EXERCISE ▸
What you return should match every record exactly, with the images removed.

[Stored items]

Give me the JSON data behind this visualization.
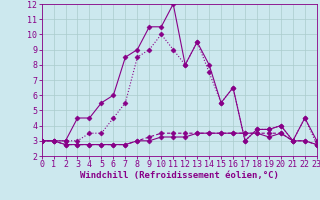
{
  "xlabel": "Windchill (Refroidissement éolien,°C)",
  "x": [
    0,
    1,
    2,
    3,
    4,
    5,
    6,
    7,
    8,
    9,
    10,
    11,
    12,
    13,
    14,
    15,
    16,
    17,
    18,
    19,
    20,
    21,
    22,
    23
  ],
  "line1": [
    3.0,
    3.0,
    3.0,
    4.5,
    4.5,
    5.5,
    6.0,
    8.5,
    9.0,
    10.5,
    10.5,
    12.0,
    8.0,
    9.5,
    8.0,
    5.5,
    6.5,
    3.0,
    3.75,
    3.75,
    4.0,
    3.0,
    4.5,
    3.0
  ],
  "line2": [
    3.0,
    3.0,
    3.0,
    3.0,
    3.5,
    3.5,
    4.5,
    5.5,
    8.5,
    9.0,
    10.0,
    9.0,
    8.0,
    9.5,
    7.5,
    5.5,
    6.5,
    3.0,
    3.75,
    3.75,
    4.0,
    3.0,
    4.5,
    2.75
  ],
  "line3": [
    3.0,
    3.0,
    2.75,
    2.75,
    2.75,
    2.75,
    2.75,
    2.75,
    3.0,
    3.25,
    3.5,
    3.5,
    3.5,
    3.5,
    3.5,
    3.5,
    3.5,
    3.5,
    3.5,
    3.5,
    3.5,
    3.0,
    3.0,
    2.75
  ],
  "line4": [
    3.0,
    3.0,
    2.75,
    2.75,
    2.75,
    2.75,
    2.75,
    2.75,
    3.0,
    3.0,
    3.25,
    3.25,
    3.25,
    3.5,
    3.5,
    3.5,
    3.5,
    3.5,
    3.5,
    3.25,
    3.5,
    3.0,
    3.0,
    2.75
  ],
  "ylim": [
    2,
    12
  ],
  "xlim": [
    0,
    23
  ],
  "yticks": [
    2,
    3,
    4,
    5,
    6,
    7,
    8,
    9,
    10,
    11,
    12
  ],
  "xticks": [
    0,
    1,
    2,
    3,
    4,
    5,
    6,
    7,
    8,
    9,
    10,
    11,
    12,
    13,
    14,
    15,
    16,
    17,
    18,
    19,
    20,
    21,
    22,
    23
  ],
  "line_color": "#880088",
  "bg_color": "#cce8ee",
  "grid_color": "#aacccc",
  "marker": "D",
  "marker_size": 2.5,
  "line_width": 0.8,
  "tick_fontsize": 6.0,
  "xlabel_fontsize": 6.5
}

SOLUTION ▸
Give me the JSON data behind this visualization.
{
  "xlabel": "Windchill (Refroidissement éolien,°C)",
  "x": [
    0,
    1,
    2,
    3,
    4,
    5,
    6,
    7,
    8,
    9,
    10,
    11,
    12,
    13,
    14,
    15,
    16,
    17,
    18,
    19,
    20,
    21,
    22,
    23
  ],
  "line1": [
    3.0,
    3.0,
    3.0,
    4.5,
    4.5,
    5.5,
    6.0,
    8.5,
    9.0,
    10.5,
    10.5,
    12.0,
    8.0,
    9.5,
    8.0,
    5.5,
    6.5,
    3.0,
    3.75,
    3.75,
    4.0,
    3.0,
    4.5,
    3.0
  ],
  "line2": [
    3.0,
    3.0,
    3.0,
    3.0,
    3.5,
    3.5,
    4.5,
    5.5,
    8.5,
    9.0,
    10.0,
    9.0,
    8.0,
    9.5,
    7.5,
    5.5,
    6.5,
    3.0,
    3.75,
    3.75,
    4.0,
    3.0,
    4.5,
    2.75
  ],
  "line3": [
    3.0,
    3.0,
    2.75,
    2.75,
    2.75,
    2.75,
    2.75,
    2.75,
    3.0,
    3.25,
    3.5,
    3.5,
    3.5,
    3.5,
    3.5,
    3.5,
    3.5,
    3.5,
    3.5,
    3.5,
    3.5,
    3.0,
    3.0,
    2.75
  ],
  "line4": [
    3.0,
    3.0,
    2.75,
    2.75,
    2.75,
    2.75,
    2.75,
    2.75,
    3.0,
    3.0,
    3.25,
    3.25,
    3.25,
    3.5,
    3.5,
    3.5,
    3.5,
    3.5,
    3.5,
    3.25,
    3.5,
    3.0,
    3.0,
    2.75
  ],
  "ylim": [
    2,
    12
  ],
  "xlim": [
    0,
    23
  ],
  "yticks": [
    2,
    3,
    4,
    5,
    6,
    7,
    8,
    9,
    10,
    11,
    12
  ],
  "xticks": [
    0,
    1,
    2,
    3,
    4,
    5,
    6,
    7,
    8,
    9,
    10,
    11,
    12,
    13,
    14,
    15,
    16,
    17,
    18,
    19,
    20,
    21,
    22,
    23
  ],
  "line_color": "#880088",
  "bg_color": "#cce8ee",
  "grid_color": "#aacccc",
  "marker": "D",
  "marker_size": 2.5,
  "line_width": 0.8,
  "tick_fontsize": 6.0,
  "xlabel_fontsize": 6.5
}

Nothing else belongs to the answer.